====== EXCERPTED DATA ======

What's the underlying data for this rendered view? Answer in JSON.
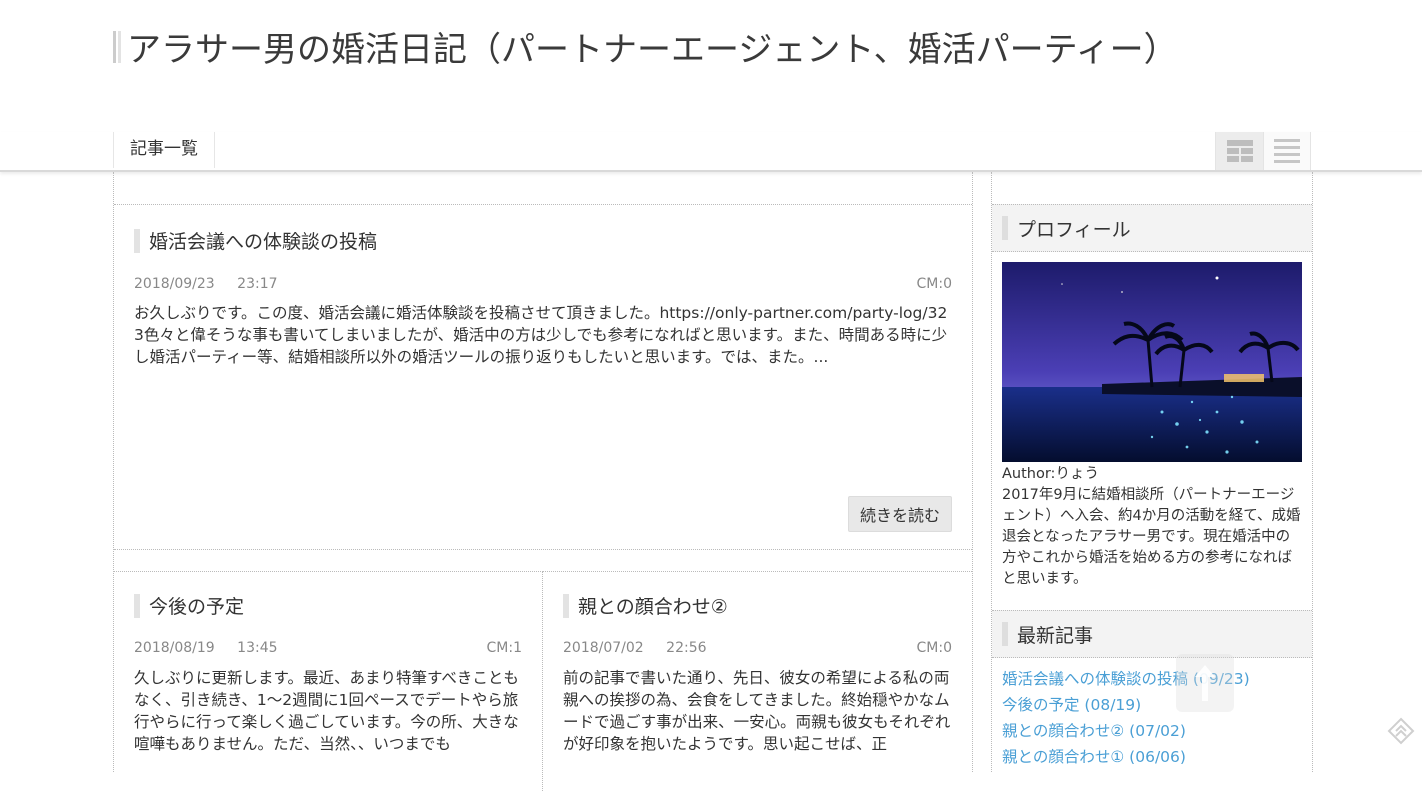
{
  "site": {
    "title": "アラサー男の婚活日記（パートナーエージェント、婚活パーティー）"
  },
  "nav": {
    "items": [
      {
        "label": "記事一覧"
      }
    ],
    "view_toggles": [
      {
        "icon": "grid-view-icon",
        "active": true
      },
      {
        "icon": "list-view-icon",
        "active": false
      }
    ]
  },
  "posts": [
    {
      "title": "婚活会議への体験談の投稿",
      "date": "2018/09/23",
      "time": "23:17",
      "cm": "CM:0",
      "excerpt": "お久しぶりです。この度、婚活会議に婚活体験談を投稿させて頂きました。https://only-partner.com/party-log/323色々と偉そうな事も書いてしまいましたが、婚活中の方は少しでも参考になればと思います。また、時間ある時に少し婚活パーティー等、結婚相談所以外の婚活ツールの振り返りもしたいと思います。では、また。...",
      "read_more": "続きを読む"
    },
    {
      "title": "今後の予定",
      "date": "2018/08/19",
      "time": "13:45",
      "cm": "CM:1",
      "excerpt": "久しぶりに更新します。最近、あまり特筆すべきこともなく、引き続き、1〜2週間に1回ペースでデートやら旅行やらに行って楽しく過ごしています。今の所、大きな喧嘩もありません。ただ、当然、、いつまでも"
    },
    {
      "title": "親との顔合わせ②",
      "date": "2018/07/02",
      "time": "22:56",
      "cm": "CM:0",
      "excerpt": "前の記事で書いた通り、先日、彼女の希望による私の両親への挨拶の為、会食をしてきました。終始穏やかなムードで過ごす事が出来、一安心。両親も彼女もそれぞれが好印象を抱いたようです。思い起こせば、正"
    }
  ],
  "sidebar": {
    "profile": {
      "heading": "プロフィール",
      "author": "Author:りょう",
      "bio": "2017年9月に結婚相談所（パートナーエージェント）へ入会、約4か月の活動を経て、成婚退会となったアラサー男です。現在婚活中の方やこれから婚活を始める方の参考になればと思います。"
    },
    "recent": {
      "heading": "最新記事",
      "items": [
        {
          "label": "婚活会議への体験談の投稿 (09/23)"
        },
        {
          "label": "今後の予定 (08/19)"
        },
        {
          "label": "親との顔合わせ② (07/02)"
        },
        {
          "label": "親との顔合わせ① (06/06)"
        }
      ]
    }
  },
  "colors": {
    "link": "#4a9fd5",
    "heading_bg": "#f3f3f3"
  },
  "icons": {
    "scroll_top": "arrow-up-icon",
    "corner": "pagetop-icon"
  }
}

======

Every entry above is to be set down exactly; the pictures are to be left out.

What's the underlying data for this rendered view? Answer in JSON.
{
  "site": {
    "title": "アラサー男の婚活日記（パートナーエージェント、婚活パーティー）"
  },
  "nav": {
    "items": [
      {
        "label": "記事一覧"
      }
    ],
    "view_toggles": [
      {
        "icon": "grid-view-icon",
        "active": true
      },
      {
        "icon": "list-view-icon",
        "active": false
      }
    ]
  },
  "posts": [
    {
      "title": "婚活会議への体験談の投稿",
      "date": "2018/09/23",
      "time": "23:17",
      "cm": "CM:0",
      "excerpt": "お久しぶりです。この度、婚活会議に婚活体験談を投稿させて頂きました。https://only-partner.com/party-log/323色々と偉そうな事も書いてしまいましたが、婚活中の方は少しでも参考になればと思います。また、時間ある時に少し婚活パーティー等、結婚相談所以外の婚活ツールの振り返りもしたいと思います。では、また。...",
      "read_more": "続きを読む"
    },
    {
      "title": "今後の予定",
      "date": "2018/08/19",
      "time": "13:45",
      "cm": "CM:1",
      "excerpt": "久しぶりに更新します。最近、あまり特筆すべきこともなく、引き続き、1〜2週間に1回ペースでデートやら旅行やらに行って楽しく過ごしています。今の所、大きな喧嘩もありません。ただ、当然、、いつまでも"
    },
    {
      "title": "親との顔合わせ②",
      "date": "2018/07/02",
      "time": "22:56",
      "cm": "CM:0",
      "excerpt": "前の記事で書いた通り、先日、彼女の希望による私の両親への挨拶の為、会食をしてきました。終始穏やかなムードで過ごす事が出来、一安心。両親も彼女もそれぞれが好印象を抱いたようです。思い起こせば、正"
    }
  ],
  "sidebar": {
    "profile": {
      "heading": "プロフィール",
      "author": "Author:りょう",
      "bio": "2017年9月に結婚相談所（パートナーエージェント）へ入会、約4か月の活動を経て、成婚退会となったアラサー男です。現在婚活中の方やこれから婚活を始める方の参考になればと思います。"
    },
    "recent": {
      "heading": "最新記事",
      "items": [
        {
          "label": "婚活会議への体験談の投稿 (09/23)"
        },
        {
          "label": "今後の予定 (08/19)"
        },
        {
          "label": "親との顔合わせ② (07/02)"
        },
        {
          "label": "親との顔合わせ① (06/06)"
        }
      ]
    }
  },
  "colors": {
    "link": "#4a9fd5",
    "heading_bg": "#f3f3f3"
  },
  "icons": {
    "scroll_top": "arrow-up-icon",
    "corner": "pagetop-icon"
  }
}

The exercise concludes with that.